Dataset entries on figures
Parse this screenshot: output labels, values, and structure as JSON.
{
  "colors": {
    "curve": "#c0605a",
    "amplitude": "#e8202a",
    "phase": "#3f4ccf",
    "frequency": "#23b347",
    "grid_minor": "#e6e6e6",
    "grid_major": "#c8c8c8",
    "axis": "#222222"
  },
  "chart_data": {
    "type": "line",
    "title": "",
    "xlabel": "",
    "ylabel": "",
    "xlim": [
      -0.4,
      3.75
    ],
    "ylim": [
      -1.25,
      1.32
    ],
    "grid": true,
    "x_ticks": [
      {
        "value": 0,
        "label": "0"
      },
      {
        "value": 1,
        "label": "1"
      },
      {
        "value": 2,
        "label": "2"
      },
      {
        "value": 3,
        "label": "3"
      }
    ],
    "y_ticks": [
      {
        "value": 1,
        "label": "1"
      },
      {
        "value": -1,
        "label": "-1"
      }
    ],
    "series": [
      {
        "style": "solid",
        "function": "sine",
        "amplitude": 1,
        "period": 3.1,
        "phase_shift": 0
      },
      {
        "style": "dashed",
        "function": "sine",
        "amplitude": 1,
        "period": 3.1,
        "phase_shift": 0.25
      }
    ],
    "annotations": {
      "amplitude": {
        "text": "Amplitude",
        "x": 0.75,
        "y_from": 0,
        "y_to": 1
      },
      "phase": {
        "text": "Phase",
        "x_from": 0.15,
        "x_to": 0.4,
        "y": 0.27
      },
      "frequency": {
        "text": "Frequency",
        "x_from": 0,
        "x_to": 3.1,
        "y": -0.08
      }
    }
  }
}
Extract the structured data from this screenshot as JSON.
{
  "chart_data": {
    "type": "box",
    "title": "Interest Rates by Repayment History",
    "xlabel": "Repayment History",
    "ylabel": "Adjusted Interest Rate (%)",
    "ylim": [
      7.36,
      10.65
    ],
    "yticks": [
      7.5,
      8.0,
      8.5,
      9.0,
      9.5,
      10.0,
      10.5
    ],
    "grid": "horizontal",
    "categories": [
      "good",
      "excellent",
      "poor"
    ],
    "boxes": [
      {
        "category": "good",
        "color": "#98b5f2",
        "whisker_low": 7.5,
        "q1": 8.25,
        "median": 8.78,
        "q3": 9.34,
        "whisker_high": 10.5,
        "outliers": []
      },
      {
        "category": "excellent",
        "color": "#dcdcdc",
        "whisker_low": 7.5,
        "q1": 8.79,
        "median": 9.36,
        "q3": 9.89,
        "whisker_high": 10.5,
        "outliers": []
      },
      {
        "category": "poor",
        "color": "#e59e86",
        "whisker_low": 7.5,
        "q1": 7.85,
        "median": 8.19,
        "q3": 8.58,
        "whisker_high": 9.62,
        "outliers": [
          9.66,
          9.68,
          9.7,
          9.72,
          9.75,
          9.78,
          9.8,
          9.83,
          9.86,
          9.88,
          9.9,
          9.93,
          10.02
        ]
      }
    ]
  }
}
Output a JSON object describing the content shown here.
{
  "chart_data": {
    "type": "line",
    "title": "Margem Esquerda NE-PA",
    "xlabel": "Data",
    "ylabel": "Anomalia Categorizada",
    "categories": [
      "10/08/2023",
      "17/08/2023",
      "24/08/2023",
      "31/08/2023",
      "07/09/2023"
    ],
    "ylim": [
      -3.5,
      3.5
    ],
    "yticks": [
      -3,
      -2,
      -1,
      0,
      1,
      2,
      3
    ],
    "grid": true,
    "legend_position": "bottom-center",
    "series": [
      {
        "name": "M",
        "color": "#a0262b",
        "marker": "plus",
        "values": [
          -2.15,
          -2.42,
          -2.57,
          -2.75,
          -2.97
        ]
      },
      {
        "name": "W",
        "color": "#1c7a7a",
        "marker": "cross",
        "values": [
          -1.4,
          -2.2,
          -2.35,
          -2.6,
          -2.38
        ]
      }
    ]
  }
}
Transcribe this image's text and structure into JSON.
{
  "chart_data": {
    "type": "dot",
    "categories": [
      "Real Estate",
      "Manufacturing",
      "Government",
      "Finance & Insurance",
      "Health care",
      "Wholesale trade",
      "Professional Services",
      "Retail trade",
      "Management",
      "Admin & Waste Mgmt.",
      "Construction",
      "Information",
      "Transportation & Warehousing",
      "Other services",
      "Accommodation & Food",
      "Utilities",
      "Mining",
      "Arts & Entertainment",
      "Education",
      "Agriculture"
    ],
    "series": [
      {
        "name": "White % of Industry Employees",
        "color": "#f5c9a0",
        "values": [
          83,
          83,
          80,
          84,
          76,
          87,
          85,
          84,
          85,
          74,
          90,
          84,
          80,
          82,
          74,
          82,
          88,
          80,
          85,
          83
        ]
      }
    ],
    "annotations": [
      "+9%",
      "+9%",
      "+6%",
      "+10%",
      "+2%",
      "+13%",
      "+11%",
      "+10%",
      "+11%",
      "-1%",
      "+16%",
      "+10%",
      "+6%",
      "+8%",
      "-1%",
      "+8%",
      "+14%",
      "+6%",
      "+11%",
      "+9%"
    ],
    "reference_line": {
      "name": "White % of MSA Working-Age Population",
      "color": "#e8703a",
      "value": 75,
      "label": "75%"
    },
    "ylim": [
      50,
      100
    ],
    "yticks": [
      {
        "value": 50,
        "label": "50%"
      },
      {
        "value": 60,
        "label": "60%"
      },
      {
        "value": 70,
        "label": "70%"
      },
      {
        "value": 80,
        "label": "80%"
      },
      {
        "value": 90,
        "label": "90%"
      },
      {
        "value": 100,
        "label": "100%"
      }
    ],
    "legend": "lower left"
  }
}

§ PROBLEM TO WORK ON
Every record above needs to be repeated word for word.

§ RESPONSE TO THE TASK
Parse this screenshot: output labels, values, and structure as JSON.
{
  "colors": {
    "curve": "#c0605a",
    "amplitude": "#e8202a",
    "phase": "#3f4ccf",
    "frequency": "#23b347",
    "grid_minor": "#e6e6e6",
    "grid_major": "#c8c8c8",
    "axis": "#222222"
  },
  "chart_data": {
    "type": "line",
    "title": "",
    "xlabel": "",
    "ylabel": "",
    "xlim": [
      -0.4,
      3.75
    ],
    "ylim": [
      -1.25,
      1.32
    ],
    "grid": true,
    "x_ticks": [
      {
        "value": 0,
        "label": "0"
      },
      {
        "value": 1,
        "label": "1"
      },
      {
        "value": 2,
        "label": "2"
      },
      {
        "value": 3,
        "label": "3"
      }
    ],
    "y_ticks": [
      {
        "value": 1,
        "label": "1"
      },
      {
        "value": -1,
        "label": "-1"
      }
    ],
    "series": [
      {
        "style": "solid",
        "function": "sine",
        "amplitude": 1,
        "period": 3.1,
        "phase_shift": 0
      },
      {
        "style": "dashed",
        "function": "sine",
        "amplitude": 1,
        "period": 3.1,
        "phase_shift": 0.25
      }
    ],
    "annotations": {
      "amplitude": {
        "text": "Amplitude",
        "x": 0.75,
        "y_from": 0,
        "y_to": 1
      },
      "phase": {
        "text": "Phase",
        "x_from": 0.15,
        "x_to": 0.4,
        "y": 0.27
      },
      "frequency": {
        "text": "Frequency",
        "x_from": 0,
        "x_to": 3.1,
        "y": -0.08
      }
    }
  }
}
Extract the structured data from this screenshot as JSON.
{
  "chart_data": {
    "type": "box",
    "title": "Interest Rates by Repayment History",
    "xlabel": "Repayment History",
    "ylabel": "Adjusted Interest Rate (%)",
    "ylim": [
      7.36,
      10.65
    ],
    "yticks": [
      7.5,
      8.0,
      8.5,
      9.0,
      9.5,
      10.0,
      10.5
    ],
    "grid": "horizontal",
    "categories": [
      "good",
      "excellent",
      "poor"
    ],
    "boxes": [
      {
        "category": "good",
        "color": "#98b5f2",
        "whisker_low": 7.5,
        "q1": 8.25,
        "median": 8.78,
        "q3": 9.34,
        "whisker_high": 10.5,
        "outliers": []
      },
      {
        "category": "excellent",
        "color": "#dcdcdc",
        "whisker_low": 7.5,
        "q1": 8.79,
        "median": 9.36,
        "q3": 9.89,
        "whisker_high": 10.5,
        "outliers": []
      },
      {
        "category": "poor",
        "color": "#e59e86",
        "whisker_low": 7.5,
        "q1": 7.85,
        "median": 8.19,
        "q3": 8.58,
        "whisker_high": 9.62,
        "outliers": [
          9.66,
          9.68,
          9.7,
          9.72,
          9.75,
          9.78,
          9.8,
          9.83,
          9.86,
          9.88,
          9.9,
          9.93,
          10.02
        ]
      }
    ]
  }
}
Output a JSON object describing the content shown here.
{
  "chart_data": {
    "type": "line",
    "title": "Margem Esquerda NE-PA",
    "xlabel": "Data",
    "ylabel": "Anomalia Categorizada",
    "categories": [
      "10/08/2023",
      "17/08/2023",
      "24/08/2023",
      "31/08/2023",
      "07/09/2023"
    ],
    "ylim": [
      -3.5,
      3.5
    ],
    "yticks": [
      -3,
      -2,
      -1,
      0,
      1,
      2,
      3
    ],
    "grid": true,
    "legend_position": "bottom-center",
    "series": [
      {
        "name": "M",
        "color": "#a0262b",
        "marker": "plus",
        "values": [
          -2.15,
          -2.42,
          -2.57,
          -2.75,
          -2.97
        ]
      },
      {
        "name": "W",
        "color": "#1c7a7a",
        "marker": "cross",
        "values": [
          -1.4,
          -2.2,
          -2.35,
          -2.6,
          -2.38
        ]
      }
    ]
  }
}
Transcribe this image's text and structure into JSON.
{
  "chart_data": {
    "type": "dot",
    "categories": [
      "Real Estate",
      "Manufacturing",
      "Government",
      "Finance & Insurance",
      "Health care",
      "Wholesale trade",
      "Professional Services",
      "Retail trade",
      "Management",
      "Admin & Waste Mgmt.",
      "Construction",
      "Information",
      "Transportation & Warehousing",
      "Other services",
      "Accommodation & Food",
      "Utilities",
      "Mining",
      "Arts & Entertainment",
      "Education",
      "Agriculture"
    ],
    "series": [
      {
        "name": "White % of Industry Employees",
        "color": "#f5c9a0",
        "values": [
          83,
          83,
          80,
          84,
          76,
          87,
          85,
          84,
          85,
          74,
          90,
          84,
          80,
          82,
          74,
          82,
          88,
          80,
          85,
          83
        ]
      }
    ],
    "annotations": [
      "+9%",
      "+9%",
      "+6%",
      "+10%",
      "+2%",
      "+13%",
      "+11%",
      "+10%",
      "+11%",
      "-1%",
      "+16%",
      "+10%",
      "+6%",
      "+8%",
      "-1%",
      "+8%",
      "+14%",
      "+6%",
      "+11%",
      "+9%"
    ],
    "reference_line": {
      "name": "White % of MSA Working-Age Population",
      "color": "#e8703a",
      "value": 75,
      "label": "75%"
    },
    "ylim": [
      50,
      100
    ],
    "yticks": [
      {
        "value": 50,
        "label": "50%"
      },
      {
        "value": 60,
        "label": "60%"
      },
      {
        "value": 70,
        "label": "70%"
      },
      {
        "value": 80,
        "label": "80%"
      },
      {
        "value": 90,
        "label": "90%"
      },
      {
        "value": 100,
        "label": "100%"
      }
    ],
    "legend": "lower left"
  }
}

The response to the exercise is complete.